_OBJECTIVE:_ Find every line in the records below that holds the word "无法得出" and copy it.

----

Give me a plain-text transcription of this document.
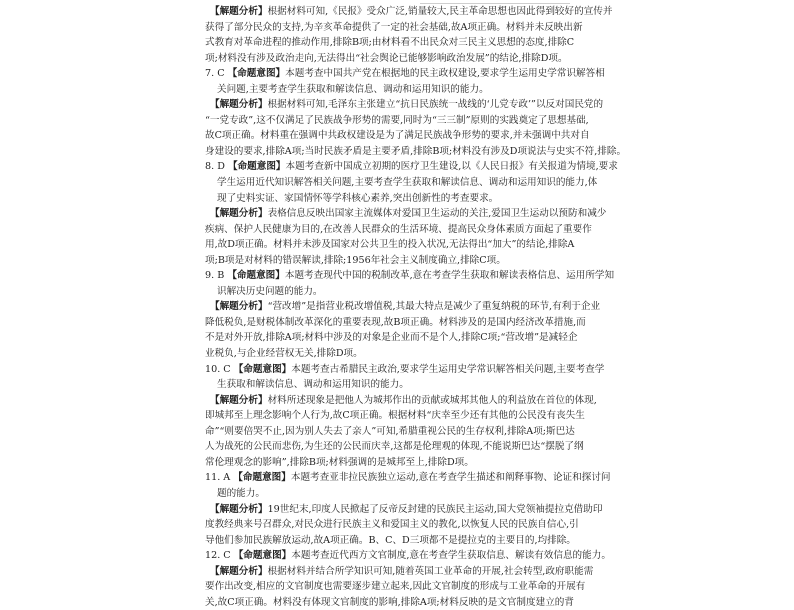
【解题分析】根据材料可知,《民报》受众广泛,销量较大,民主革命思想也因此得到较好的宣传并
获得了部分民众的支持,为辛亥革命提供了一定的社会基础,故A项正确。材料并未反映出新
式教育对革命进程的推动作用,排除B项;由材料看不出民众对三民主义思想的态度,排除C
项;材料没有涉及政治走向,无法得出“社会舆论已能够影响政治发展”的结论,排除D项。
7. C 【命题意图】本题考查中国共产党在根据地的民主政权建设,要求学生运用史学常识解答相
关问题,主要考查学生获取和解读信息、调动和运用知识的能力。
【解题分析】根据材料可知,毛泽东主张建立“抗日民族统一战线的‘儿党专政’”以反对国民党的
“一党专政”,这不仅满足了民族战争形势的需要,同时为“三三制”原则的实践奠定了思想基础,
故C项正确。材料重在强调中共政权建设是为了满足民族战争形势的要求,并未强调中共对自
身建设的要求,排除A项;当时民族矛盾是主要矛盾,排除B项;材料没有涉及D项说法与史实不符,排除。
8. D 【命题意图】本题考查新中国成立初期的医疗卫生建设,以《人民日报》有关报道为情境,要求
学生运用近代知识解答相关问题,主要考查学生获取和解读信息、调动和运用知识的能力,体
现了史料实证、家国情怀等学科核心素养,突出创新性的考查要求。
【解题分析】表格信息反映出国家主流媒体对爱国卫生运动的关注,爱国卫生运动以预防和减少
疾病、保护人民健康为目的,在改善人民群众的生活环境、提高民众身体素质方面起了重要作
用,故D项正确。材料并未涉及国家对公共卫生的投入状况,无法得出“加大”的结论,排除A
项;B项是对材料的错误解读,排除;1956年社会主义制度确立,排除C项。
9. B 【命题意图】本题考查现代中国的税制改革,意在考查学生获取和解读表格信息、运用所学知
识解决历史问题的能力。
【解题分析】“营改增”是指营业税改增值税,其最大特点是减少了重复纳税的环节,有利于企业
降低税负,是财税体制改革深化的重要表现,故B项正确。材料涉及的是国内经济改革措施,而
不是对外开放,排除A项;材料中涉及的对象是企业而不是个人,排除C项;“营改增”是减轻企
业税负,与企业经营权无关,排除D项。
10. C 【命题意图】本题考查古希腊民主政治,要求学生运用史学常识解答相关问题,主要考查学
生获取和解读信息、调动和运用知识的能力。
【解题分析】材料所述现象是把他人为城邦作出的贡献或城邦其他人的利益放在首位的体现,
即城邦至上理念影响个人行为,故C项正确。根据材料“庆幸至少还有其他的公民没有丧失生
命”“则要倍哭不止,因为别人失去了亲人”可知,希腊重视公民的生存权利,排除A项;斯巴达
人为战死的公民而悲伤,为生还的公民而庆幸,这都是伦理观的体现,不能说斯巴达“摆脱了纲
常伦理观念的影响”,排除B项;材料强调的是城邦至上,排除D项。
11. A 【命题意图】本题考查亚非拉民族独立运动,意在考查学生描述和阐释事物、论证和探讨问
题的能力。
【解题分析】19世纪末,印度人民掀起了反帝反封建的民族民主运动,国大党领袖提拉克借助印
度教经典来号召群众,对民众进行民族主义和爱国主义的教化,以恢复人民的民族自信心,引
导他们参加民族解放运动,故A项正确。B、C、D三项都不是提拉克的主要目的,均排除。
12. C 【命题意图】本题考查近代西方文官制度,意在考查学生获取信息、解读有效信息的能力。
【解题分析】根据材料并结合所学知识可知,随着英国工业革命的开展,社会转型,政府职能需
要作出改变,相应的文官制度也需要逐步建立起来,因此文官制度的形成与工业革命的开展有
关,故C项正确。材料没有体现文官制度的影响,排除A项;材料反映的是文官制度建立的背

----

_WRITTEN RESPONSE:_
项;材料没有涉及政治走向,无法得出“社会舆论已能够影响政治发展”的结论,排除D项。
用,故D项正确。材料并未涉及国家对公共卫生的投入状况,无法得出“加大”的结论,排除A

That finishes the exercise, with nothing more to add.